__Required work__.
Print all the entries verbatim.
>> START
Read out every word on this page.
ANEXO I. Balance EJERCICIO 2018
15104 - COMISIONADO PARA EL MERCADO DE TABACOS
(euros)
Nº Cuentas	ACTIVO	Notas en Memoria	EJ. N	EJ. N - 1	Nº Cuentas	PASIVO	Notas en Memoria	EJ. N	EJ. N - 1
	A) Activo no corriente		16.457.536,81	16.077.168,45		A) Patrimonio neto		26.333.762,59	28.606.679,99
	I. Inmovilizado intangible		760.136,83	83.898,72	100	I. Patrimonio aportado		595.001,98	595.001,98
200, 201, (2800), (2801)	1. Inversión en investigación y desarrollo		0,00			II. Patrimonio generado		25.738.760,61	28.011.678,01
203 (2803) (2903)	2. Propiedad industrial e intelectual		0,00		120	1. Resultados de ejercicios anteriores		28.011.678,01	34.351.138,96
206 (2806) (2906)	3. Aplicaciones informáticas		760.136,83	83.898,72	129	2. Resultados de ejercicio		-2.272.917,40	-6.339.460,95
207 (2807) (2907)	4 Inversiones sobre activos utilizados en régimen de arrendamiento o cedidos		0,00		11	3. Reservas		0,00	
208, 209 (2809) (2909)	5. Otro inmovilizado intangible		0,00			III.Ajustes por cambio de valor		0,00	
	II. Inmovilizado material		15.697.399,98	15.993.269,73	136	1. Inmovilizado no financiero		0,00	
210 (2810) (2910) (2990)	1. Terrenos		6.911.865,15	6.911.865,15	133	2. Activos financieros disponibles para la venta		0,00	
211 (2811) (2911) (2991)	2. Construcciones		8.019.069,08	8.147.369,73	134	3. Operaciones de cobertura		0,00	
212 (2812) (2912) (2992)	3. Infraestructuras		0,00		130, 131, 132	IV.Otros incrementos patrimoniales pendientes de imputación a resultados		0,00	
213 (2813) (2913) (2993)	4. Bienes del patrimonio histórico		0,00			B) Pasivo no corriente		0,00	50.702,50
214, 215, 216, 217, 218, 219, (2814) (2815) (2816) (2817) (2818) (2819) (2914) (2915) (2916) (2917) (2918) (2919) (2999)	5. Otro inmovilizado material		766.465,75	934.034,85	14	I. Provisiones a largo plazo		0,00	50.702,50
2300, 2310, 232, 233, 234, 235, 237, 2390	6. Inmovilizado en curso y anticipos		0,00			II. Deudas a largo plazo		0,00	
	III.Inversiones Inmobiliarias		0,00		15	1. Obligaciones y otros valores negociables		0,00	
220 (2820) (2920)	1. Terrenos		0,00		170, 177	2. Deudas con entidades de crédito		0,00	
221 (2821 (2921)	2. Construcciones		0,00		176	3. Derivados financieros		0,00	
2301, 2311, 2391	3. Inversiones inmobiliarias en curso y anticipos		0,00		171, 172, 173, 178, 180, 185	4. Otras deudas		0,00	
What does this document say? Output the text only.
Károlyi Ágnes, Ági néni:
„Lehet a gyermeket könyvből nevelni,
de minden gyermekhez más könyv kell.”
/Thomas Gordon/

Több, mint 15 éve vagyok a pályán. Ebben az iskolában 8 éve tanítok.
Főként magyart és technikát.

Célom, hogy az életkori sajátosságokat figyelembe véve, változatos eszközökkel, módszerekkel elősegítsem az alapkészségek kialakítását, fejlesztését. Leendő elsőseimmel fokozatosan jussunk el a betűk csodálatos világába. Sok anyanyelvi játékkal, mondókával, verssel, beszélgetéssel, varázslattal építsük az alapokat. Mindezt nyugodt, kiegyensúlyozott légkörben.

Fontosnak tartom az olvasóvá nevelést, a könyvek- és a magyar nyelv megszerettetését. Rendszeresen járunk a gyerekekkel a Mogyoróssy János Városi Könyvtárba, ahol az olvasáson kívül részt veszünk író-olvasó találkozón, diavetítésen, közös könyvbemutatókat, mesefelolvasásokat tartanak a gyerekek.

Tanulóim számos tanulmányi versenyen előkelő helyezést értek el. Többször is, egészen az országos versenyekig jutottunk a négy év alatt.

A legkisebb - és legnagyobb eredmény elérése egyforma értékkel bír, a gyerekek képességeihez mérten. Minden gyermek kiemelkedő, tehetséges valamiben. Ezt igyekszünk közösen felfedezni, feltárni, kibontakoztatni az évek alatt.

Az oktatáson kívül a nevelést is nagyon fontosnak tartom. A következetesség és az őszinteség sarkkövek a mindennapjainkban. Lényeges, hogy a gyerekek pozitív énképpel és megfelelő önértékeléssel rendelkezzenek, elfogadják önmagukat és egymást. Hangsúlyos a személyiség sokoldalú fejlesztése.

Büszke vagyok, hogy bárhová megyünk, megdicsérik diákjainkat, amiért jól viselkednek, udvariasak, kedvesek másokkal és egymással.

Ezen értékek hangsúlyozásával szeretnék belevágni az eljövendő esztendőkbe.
>> END
__Answer to the task__.
Read out every word on this page.
ANEXO I. Balance EJERCICIO 2018
15104 - COMISIONADO PARA EL MERCADO DE TABACOS
(euros)
Nº Cuentas	ACTIVO	Notas en Memoria	EJ. N	EJ. N - 1	Nº Cuentas	PASIVO	Notas en Memoria	EJ. N	EJ. N - 1
	A) Activo no corriente		16.457.536,81	16.077.168,45		A) Patrimonio neto		26.333.762,59	28.606.679,99
	I. Inmovilizado intangible		760.136,83	83.898,72	100	I. Patrimonio aportado		595.001,98	595.001,98
200, 201, (2800), (2801)	1. Inversión en investigación y desarrollo		0,00			II. Patrimonio generado		25.738.760,61	28.011.678,01
203 (2803) (2903)	2. Propiedad industrial e intelectual		0,00		120	1. Resultados de ejercicios anteriores		28.011.678,01	34.351.138,96
206 (2806) (2906)	3. Aplicaciones informáticas		760.136,83	83.898,72	129	2. Resultados de ejercicio		-2.272.917,40	-6.339.460,95
207 (2807) (2907)	4 Inversiones sobre activos utilizados en régimen de arrendamiento o cedidos		0,00		11	3. Reservas		0,00	
208, 209 (2809) (2909)	5. Otro inmovilizado intangible		0,00			III.Ajustes por cambio de valor		0,00	
	II. Inmovilizado material		15.697.399,98	15.993.269,73	136	1. Inmovilizado no financiero		0,00	
210 (2810) (2910) (2990)	1. Terrenos		6.911.865,15	6.911.865,15	133	2. Activos financieros disponibles para la venta		0,00	
211 (2811) (2911) (2991)	2. Construcciones		8.019.069,08	8.147.369,73	134	3. Operaciones de cobertura		0,00	
212 (2812) (2912) (2992)	3. Infraestructuras		0,00		130, 131, 132	IV.Otros incrementos patrimoniales pendientes de imputación a resultados		0,00	
213 (2813) (2913) (2993)	4. Bienes del patrimonio histórico		0,00			B) Pasivo no corriente		0,00	50.702,50
214, 215, 216, 217, 218, 219, (2814) (2815) (2816) (2817) (2818) (2819) (2914) (2915) (2916) (2917) (2918) (2919) (2999)	5. Otro inmovilizado material		766.465,75	934.034,85	14	I. Provisiones a largo plazo		0,00	50.702,50
2300, 2310, 232, 233, 234, 235, 237, 2390	6. Inmovilizado en curso y anticipos		0,00			II. Deudas a largo plazo		0,00	
	III.Inversiones Inmobiliarias		0,00		15	1. Obligaciones y otros valores negociables		0,00	
220 (2820) (2920)	1. Terrenos		0,00		170, 177	2. Deudas con entidades de crédito		0,00	
221 (2821 (2921)	2. Construcciones		0,00		176	3. Derivados financieros		0,00	
2301, 2311, 2391	3. Inversiones inmobiliarias en curso y anticipos		0,00		171, 172, 173, 178, 180, 185	4. Otras deudas		0,00	
What does this document say? Output the text only.
Károlyi Ágnes, Ági néni:
„Lehet a gyermeket könyvből nevelni,
de minden gyermekhez más könyv kell.”
/Thomas Gordon/

Több, mint 15 éve vagyok a pályán. Ebben az iskolában 8 éve tanítok.
Főként magyart és technikát.

Célom, hogy az életkori sajátosságokat figyelembe véve, változatos eszközökkel, módszerekkel elősegítsem az alapkészségek kialakítását, fejlesztését. Leendő elsőseimmel fokozatosan jussunk el a betűk csodálatos világába. Sok anyanyelvi játékkal, mondókával, verssel, beszélgetéssel, varázslattal építsük az alapokat. Mindezt nyugodt, kiegyensúlyozott légkörben.

Fontosnak tartom az olvasóvá nevelést, a könyvek- és a magyar nyelv megszerettetését. Rendszeresen járunk a gyerekekkel a Mogyoróssy János Városi Könyvtárba, ahol az olvasáson kívül részt veszünk író-olvasó találkozón, diavetítésen, közös könyvbemutatókat, mesefelolvasásokat tartanak a gyerekek.

Tanulóim számos tanulmányi versenyen előkelő helyezést értek el. Többször is, egészen az országos versenyekig jutottunk a négy év alatt.

A legkisebb - és legnagyobb eredmény elérése egyforma értékkel bír, a gyerekek képességeihez mérten. Minden gyermek kiemelkedő, tehetséges valamiben. Ezt igyekszünk közösen felfedezni, feltárni, kibontakoztatni az évek alatt.

Az oktatáson kívül a nevelést is nagyon fontosnak tartom. A következetesség és az őszinteség sarkkövek a mindennapjainkban. Lényeges, hogy a gyerekek pozitív énképpel és megfelelő önértékeléssel rendelkezzenek, elfogadják önmagukat és egymást. Hangsúlyos a személyiség sokoldalú fejlesztése.

Büszke vagyok, hogy bárhová megyünk, megdicsérik diákjainkat, amiért jól viselkednek, udvariasak, kedvesek másokkal és egymással.

Ezen értékek hangsúlyozásával szeretnék belevágni az eljövendő esztendőkbe.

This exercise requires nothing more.